Required task: Write out the material again exactly, please, and omit the pictures.

(Dataset rows)

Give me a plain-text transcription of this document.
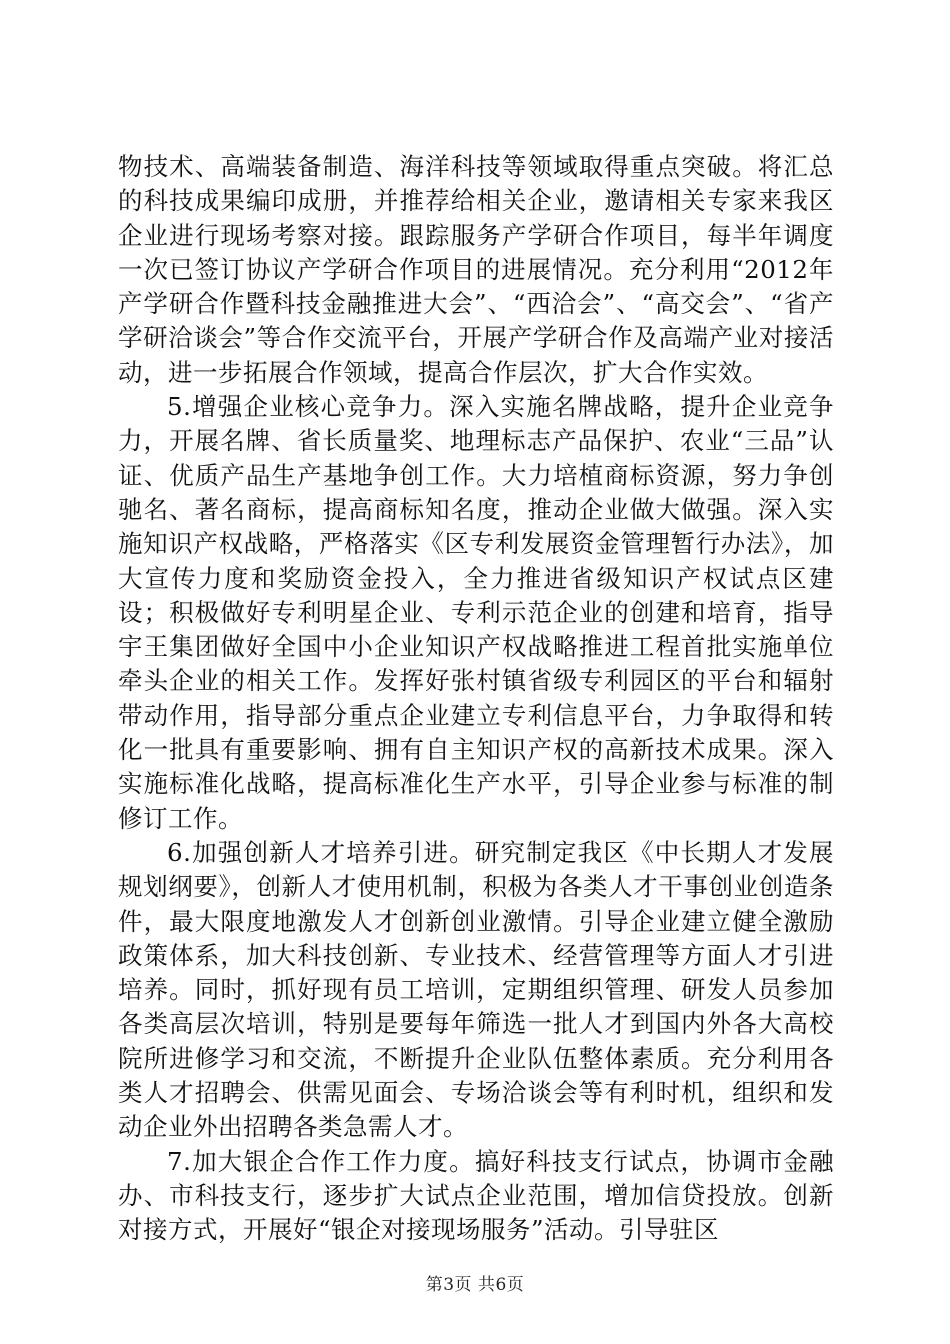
物技术、高端装备制造、海洋科技等领域取得重点突破。将汇总的科技成果编印成册，并推荐给相关企业，邀请相关专家来我区企业进行现场考察对接。跟踪服务产学研合作项目，每半年调度一次已签订协议产学研合作项目的进展情况。充分利用“2012年产学研合作暨科技金融推进大会”、“西洽会”、“高交会”、“省产学研洽谈会”等合作交流平台，开展产学研合作及高端产业对接活动，进一步拓展合作领域，提高合作层次，扩大合作实效。

5.增强企业核心竞争力。深入实施名牌战略，提升企业竞争力，开展名牌、省长质量奖、地理标志产品保护、农业“三品”认证、优质产品生产基地争创工作。大力培植商标资源，努力争创驰名、著名商标，提高商标知名度，推动企业做大做强。深入实施知识产权战略，严格落实《区专利发展资金管理暂行办法》，加大宣传力度和奖励资金投入，全力推进省级知识产权试点区建设；积极做好专利明星企业、专利示范企业的创建和培育，指导宇王集团做好全国中小企业知识产权战略推进工程首批实施单位牵头企业的相关工作。发挥好张村镇省级专利园区的平台和辐射带动作用，指导部分重点企业建立专利信息平台，力争取得和转化一批具有重要影响、拥有自主知识产权的高新技术成果。深入实施标准化战略，提高标准化生产水平，引导企业参与标准的制修订工作。

6.加强创新人才培养引进。研究制定我区《中长期人才发展规划纲要》，创新人才使用机制，积极为各类人才干事创业创造条件，最大限度地激发人才创新创业激情。引导企业建立健全激励政策体系，加大科技创新、专业技术、经营管理等方面人才引进培养。同时，抓好现有员工培训，定期组织管理、研发人员参加各类高层次培训，特别是要每年筛选一批人才到国内外各大高校院所进修学习和交流，不断提升企业队伍整体素质。充分利用各类人才招聘会、供需见面会、专场洽谈会等有利时机，组织和发动企业外出招聘各类急需人才。

7.加大银企合作工作力度。搞好科技支行试点，协调市金融办、市科技支行，逐步扩大试点企业范围，增加信贷投放。创新对接方式，开展好“银企对接现场服务”活动。引导驻区

第3页 共6页
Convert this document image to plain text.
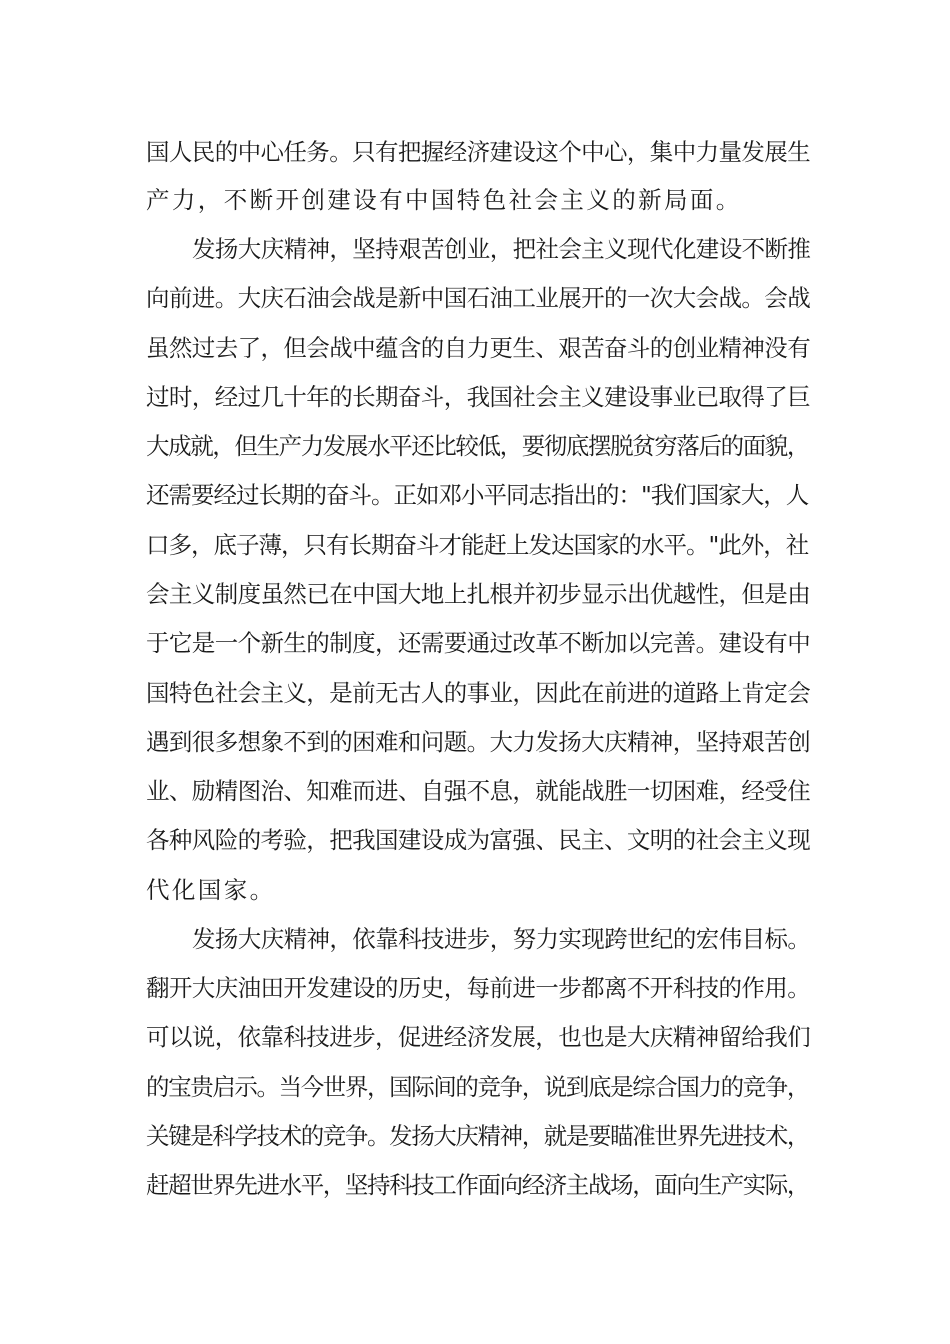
国人民的中心任务。只有把握经济建设这个中心，集中力量发展生
产力，不断开创建设有中国特色社会主义的新局面。
发扬大庆精神，坚持艰苦创业，把社会主义现代化建设不断推
向前进。大庆石油会战是新中国石油工业展开的一次大会战。会战
虽然过去了，但会战中蕴含的自力更生、艰苦奋斗的创业精神没有
过时，经过几十年的长期奋斗，我国社会主义建设事业已取得了巨
大成就，但生产力发展水平还比较低，要彻底摆脱贫穷落后的面貌，
还需要经过长期的奋斗。正如邓小平同志指出的："我们国家大，人
口多，底子薄，只有长期奋斗才能赶上发达国家的水平。"此外，社
会主义制度虽然已在中国大地上扎根并初步显示出优越性，但是由
于它是一个新生的制度，还需要通过改革不断加以完善。建设有中
国特色社会主义，是前无古人的事业，因此在前进的道路上肯定会
遇到很多想象不到的困难和问题。大力发扬大庆精神，坚持艰苦创
业、励精图治、知难而进、自强不息，就能战胜一切困难，经受住
各种风险的考验，把我国建设成为富强、民主、文明的社会主义现
代化国家。
发扬大庆精神，依靠科技进步，努力实现跨世纪的宏伟目标。
翻开大庆油田开发建设的历史，每前进一步都离不开科技的作用。
可以说，依靠科技进步，促进经济发展，也也是大庆精神留给我们
的宝贵启示。当今世界，国际间的竞争，说到底是综合国力的竞争，
关键是科学技术的竞争。发扬大庆精神，就是要瞄准世界先进技术，
赶超世界先进水平，坚持科技工作面向经济主战场，面向生产实际，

Answer for the task:
Give me a plain-text transcription of this document.
物技术、高端装备制造、海洋科技等领域取得重点突破。将汇总的科技成果编印成册，并推荐给相关企业，邀请相关专家来我区企业进行现场考察对接。跟踪服务产学研合作项目，每半年调度一次已签订协议产学研合作项目的进展情况。充分利用“2012年产学研合作暨科技金融推进大会”、“西洽会”、“高交会”、“省产学研洽谈会”等合作交流平台，开展产学研合作及高端产业对接活动，进一步拓展合作领域，提高合作层次，扩大合作实效。

5.增强企业核心竞争力。深入实施名牌战略，提升企业竞争力，开展名牌、省长质量奖、地理标志产品保护、农业“三品”认证、优质产品生产基地争创工作。大力培植商标资源，努力争创驰名、著名商标，提高商标知名度，推动企业做大做强。深入实施知识产权战略，严格落实《区专利发展资金管理暂行办法》，加大宣传力度和奖励资金投入，全力推进省级知识产权试点区建设；积极做好专利明星企业、专利示范企业的创建和培育，指导宇王集团做好全国中小企业知识产权战略推进工程首批实施单位牵头企业的相关工作。发挥好张村镇省级专利园区的平台和辐射带动作用，指导部分重点企业建立专利信息平台，力争取得和转化一批具有重要影响、拥有自主知识产权的高新技术成果。深入实施标准化战略，提高标准化生产水平，引导企业参与标准的制修订工作。

6.加强创新人才培养引进。研究制定我区《中长期人才发展规划纲要》，创新人才使用机制，积极为各类人才干事创业创造条件，最大限度地激发人才创新创业激情。引导企业建立健全激励政策体系，加大科技创新、专业技术、经营管理等方面人才引进培养。同时，抓好现有员工培训，定期组织管理、研发人员参加各类高层次培训，特别是要每年筛选一批人才到国内外各大高校院所进修学习和交流，不断提升企业队伍整体素质。充分利用各类人才招聘会、供需见面会、专场洽谈会等有利时机，组织和发动企业外出招聘各类急需人才。

7.加大银企合作工作力度。搞好科技支行试点，协调市金融办、市科技支行，逐步扩大试点企业范围，增加信贷投放。创新对接方式，开展好“银企对接现场服务”活动。引导驻区

第3页 共6页
Convert this document image to plain text.
国人民的中心任务。只有把握经济建设这个中心，集中力量发展生
产力，不断开创建设有中国特色社会主义的新局面。
发扬大庆精神，坚持艰苦创业，把社会主义现代化建设不断推
向前进。大庆石油会战是新中国石油工业展开的一次大会战。会战
虽然过去了，但会战中蕴含的自力更生、艰苦奋斗的创业精神没有
过时，经过几十年的长期奋斗，我国社会主义建设事业已取得了巨
大成就，但生产力发展水平还比较低，要彻底摆脱贫穷落后的面貌，
还需要经过长期的奋斗。正如邓小平同志指出的："我们国家大，人
口多，底子薄，只有长期奋斗才能赶上发达国家的水平。"此外，社
会主义制度虽然已在中国大地上扎根并初步显示出优越性，但是由
于它是一个新生的制度，还需要通过改革不断加以完善。建设有中
国特色社会主义，是前无古人的事业，因此在前进的道路上肯定会
遇到很多想象不到的困难和问题。大力发扬大庆精神，坚持艰苦创
业、励精图治、知难而进、自强不息，就能战胜一切困难，经受住
各种风险的考验，把我国建设成为富强、民主、文明的社会主义现
代化国家。
发扬大庆精神，依靠科技进步，努力实现跨世纪的宏伟目标。
翻开大庆油田开发建设的历史，每前进一步都离不开科技的作用。
可以说，依靠科技进步，促进经济发展，也也是大庆精神留给我们
的宝贵启示。当今世界，国际间的竞争，说到底是综合国力的竞争，
关键是科学技术的竞争。发扬大庆精神，就是要瞄准世界先进技术，
赶超世界先进水平，坚持科技工作面向经济主战场，面向生产实际，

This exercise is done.